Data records
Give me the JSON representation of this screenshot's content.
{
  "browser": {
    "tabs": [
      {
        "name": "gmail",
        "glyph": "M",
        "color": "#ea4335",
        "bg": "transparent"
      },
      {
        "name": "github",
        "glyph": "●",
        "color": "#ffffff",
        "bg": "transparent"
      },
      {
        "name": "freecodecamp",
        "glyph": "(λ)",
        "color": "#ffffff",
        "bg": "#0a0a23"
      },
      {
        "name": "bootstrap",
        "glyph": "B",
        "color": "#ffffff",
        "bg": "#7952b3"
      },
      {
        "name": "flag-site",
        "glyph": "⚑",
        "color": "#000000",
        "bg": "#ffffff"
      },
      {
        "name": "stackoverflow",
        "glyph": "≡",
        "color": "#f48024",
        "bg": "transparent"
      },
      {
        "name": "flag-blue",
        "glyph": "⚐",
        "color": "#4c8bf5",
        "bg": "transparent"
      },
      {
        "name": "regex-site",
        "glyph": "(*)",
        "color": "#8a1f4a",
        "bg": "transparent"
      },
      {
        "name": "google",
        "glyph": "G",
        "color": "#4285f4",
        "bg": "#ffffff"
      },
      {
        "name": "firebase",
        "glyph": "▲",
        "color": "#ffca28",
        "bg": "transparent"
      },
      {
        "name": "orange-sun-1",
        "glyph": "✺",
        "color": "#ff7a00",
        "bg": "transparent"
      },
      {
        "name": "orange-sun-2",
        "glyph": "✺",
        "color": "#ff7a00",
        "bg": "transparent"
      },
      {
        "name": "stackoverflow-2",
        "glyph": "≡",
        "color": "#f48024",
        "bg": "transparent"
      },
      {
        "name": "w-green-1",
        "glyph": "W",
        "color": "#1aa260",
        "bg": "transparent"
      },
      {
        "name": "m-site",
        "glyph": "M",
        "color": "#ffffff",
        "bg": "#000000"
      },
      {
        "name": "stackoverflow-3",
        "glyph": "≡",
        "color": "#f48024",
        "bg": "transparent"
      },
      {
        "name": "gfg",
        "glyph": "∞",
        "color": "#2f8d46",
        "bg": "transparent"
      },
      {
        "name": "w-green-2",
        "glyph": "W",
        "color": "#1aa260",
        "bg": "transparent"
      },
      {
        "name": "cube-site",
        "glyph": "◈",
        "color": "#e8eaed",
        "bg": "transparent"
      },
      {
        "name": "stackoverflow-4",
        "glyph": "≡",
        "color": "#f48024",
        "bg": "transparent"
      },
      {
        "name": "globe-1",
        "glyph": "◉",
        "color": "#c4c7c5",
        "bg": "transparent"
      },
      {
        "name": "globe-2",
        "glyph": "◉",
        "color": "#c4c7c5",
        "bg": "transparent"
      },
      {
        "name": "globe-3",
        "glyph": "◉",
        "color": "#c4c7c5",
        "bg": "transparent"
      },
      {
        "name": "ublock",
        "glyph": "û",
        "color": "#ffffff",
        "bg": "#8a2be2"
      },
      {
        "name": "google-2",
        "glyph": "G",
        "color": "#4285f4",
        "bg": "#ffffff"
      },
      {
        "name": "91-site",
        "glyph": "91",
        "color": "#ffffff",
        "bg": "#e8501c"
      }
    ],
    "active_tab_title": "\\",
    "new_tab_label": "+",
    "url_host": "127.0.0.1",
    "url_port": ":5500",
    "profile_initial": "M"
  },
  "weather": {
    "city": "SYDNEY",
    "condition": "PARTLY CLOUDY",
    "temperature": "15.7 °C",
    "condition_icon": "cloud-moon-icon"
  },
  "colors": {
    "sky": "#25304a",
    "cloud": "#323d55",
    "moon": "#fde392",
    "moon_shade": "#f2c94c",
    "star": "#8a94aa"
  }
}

EXERCISE AIM: Copy every line exactly. Leave nothing out.

SOLUTION TO THE PROBLEM:
Give me the JSON representation of this screenshot's content.
{
  "browser": {
    "tabs": [
      {
        "name": "gmail",
        "glyph": "M",
        "color": "#ea4335",
        "bg": "transparent"
      },
      {
        "name": "github",
        "glyph": "●",
        "color": "#ffffff",
        "bg": "transparent"
      },
      {
        "name": "freecodecamp",
        "glyph": "(λ)",
        "color": "#ffffff",
        "bg": "#0a0a23"
      },
      {
        "name": "bootstrap",
        "glyph": "B",
        "color": "#ffffff",
        "bg": "#7952b3"
      },
      {
        "name": "flag-site",
        "glyph": "⚑",
        "color": "#000000",
        "bg": "#ffffff"
      },
      {
        "name": "stackoverflow",
        "glyph": "≡",
        "color": "#f48024",
        "bg": "transparent"
      },
      {
        "name": "flag-blue",
        "glyph": "⚐",
        "color": "#4c8bf5",
        "bg": "transparent"
      },
      {
        "name": "regex-site",
        "glyph": "(*)",
        "color": "#8a1f4a",
        "bg": "transparent"
      },
      {
        "name": "google",
        "glyph": "G",
        "color": "#4285f4",
        "bg": "#ffffff"
      },
      {
        "name": "firebase",
        "glyph": "▲",
        "color": "#ffca28",
        "bg": "transparent"
      },
      {
        "name": "orange-sun-1",
        "glyph": "✺",
        "color": "#ff7a00",
        "bg": "transparent"
      },
      {
        "name": "orange-sun-2",
        "glyph": "✺",
        "color": "#ff7a00",
        "bg": "transparent"
      },
      {
        "name": "stackoverflow-2",
        "glyph": "≡",
        "color": "#f48024",
        "bg": "transparent"
      },
      {
        "name": "w-green-1",
        "glyph": "W",
        "color": "#1aa260",
        "bg": "transparent"
      },
      {
        "name": "m-site",
        "glyph": "M",
        "color": "#ffffff",
        "bg": "#000000"
      },
      {
        "name": "stackoverflow-3",
        "glyph": "≡",
        "color": "#f48024",
        "bg": "transparent"
      },
      {
        "name": "gfg",
        "glyph": "∞",
        "color": "#2f8d46",
        "bg": "transparent"
      },
      {
        "name": "w-green-2",
        "glyph": "W",
        "color": "#1aa260",
        "bg": "transparent"
      },
      {
        "name": "cube-site",
        "glyph": "◈",
        "color": "#e8eaed",
        "bg": "transparent"
      },
      {
        "name": "stackoverflow-4",
        "glyph": "≡",
        "color": "#f48024",
        "bg": "transparent"
      },
      {
        "name": "globe-1",
        "glyph": "◉",
        "color": "#c4c7c5",
        "bg": "transparent"
      },
      {
        "name": "globe-2",
        "glyph": "◉",
        "color": "#c4c7c5",
        "bg": "transparent"
      },
      {
        "name": "globe-3",
        "glyph": "◉",
        "color": "#c4c7c5",
        "bg": "transparent"
      },
      {
        "name": "ublock",
        "glyph": "û",
        "color": "#ffffff",
        "bg": "#8a2be2"
      },
      {
        "name": "google-2",
        "glyph": "G",
        "color": "#4285f4",
        "bg": "#ffffff"
      },
      {
        "name": "91-site",
        "glyph": "91",
        "color": "#ffffff",
        "bg": "#e8501c"
      }
    ],
    "active_tab_title": "\\",
    "new_tab_label": "+",
    "url_host": "127.0.0.1",
    "url_port": ":5500",
    "profile_initial": "M"
  },
  "weather": {
    "city": "SYDNEY",
    "condition": "PARTLY CLOUDY",
    "temperature": "15.7 °C",
    "condition_icon": "cloud-moon-icon"
  },
  "colors": {
    "sky": "#25304a",
    "cloud": "#323d55",
    "moon": "#fde392",
    "moon_shade": "#f2c94c",
    "star": "#8a94aa"
  }
}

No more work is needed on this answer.